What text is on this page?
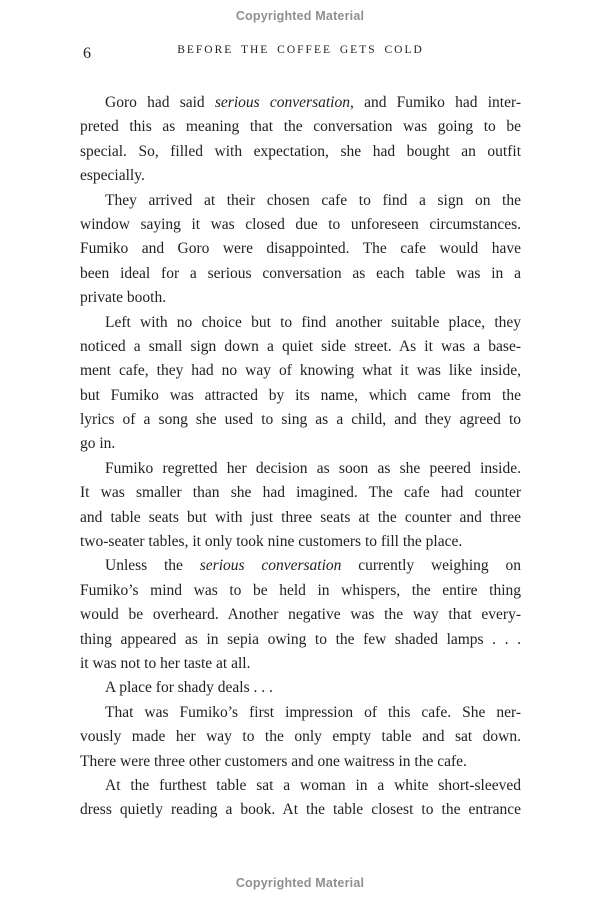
Copyrighted Material
6	BEFORE THE COFFEE GETS COLD
Goro had said serious conversation, and Fumiko had inter-
preted this as meaning that the conversation was going to be
special. So, filled with expectation, she had bought an outfit
especially.
They arrived at their chosen cafe to find a sign on the
window saying it was closed due to unforeseen circumstances.
Fumiko and Goro were disappointed. The cafe would have
been ideal for a serious conversation as each table was in a
private booth.
Left with no choice but to find another suitable place, they
noticed a small sign down a quiet side street. As it was a base-
ment cafe, they had no way of knowing what it was like inside,
but Fumiko was attracted by its name, which came from the
lyrics of a song she used to sing as a child, and they agreed to
go in.
Fumiko regretted her decision as soon as she peered inside.
It was smaller than she had imagined. The cafe had counter
and table seats but with just three seats at the counter and three
two-seater tables, it only took nine customers to fill the place.
Unless the serious conversation currently weighing on
Fumiko’s mind was to be held in whispers, the entire thing
would be overheard. Another negative was the way that every-
thing appeared as in sepia owing to the few shaded lamps . . .
it was not to her taste at all.
A place for shady deals . . .
That was Fumiko’s first impression of this cafe. She ner-
vously made her way to the only empty table and sat down.
There were three other customers and one waitress in the cafe.
At the furthest table sat a woman in a white short-sleeved
dress quietly reading a book. At the table closest to the entrance
Copyrighted Material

::::

__PROMPT__. Pick out the lines containing the string "thing".

__FINAL RESULT__.
Fumiko’s mind was to be held in whispers, the entire thing
thing appeared as in sepia owing to the few shaded lamps . . .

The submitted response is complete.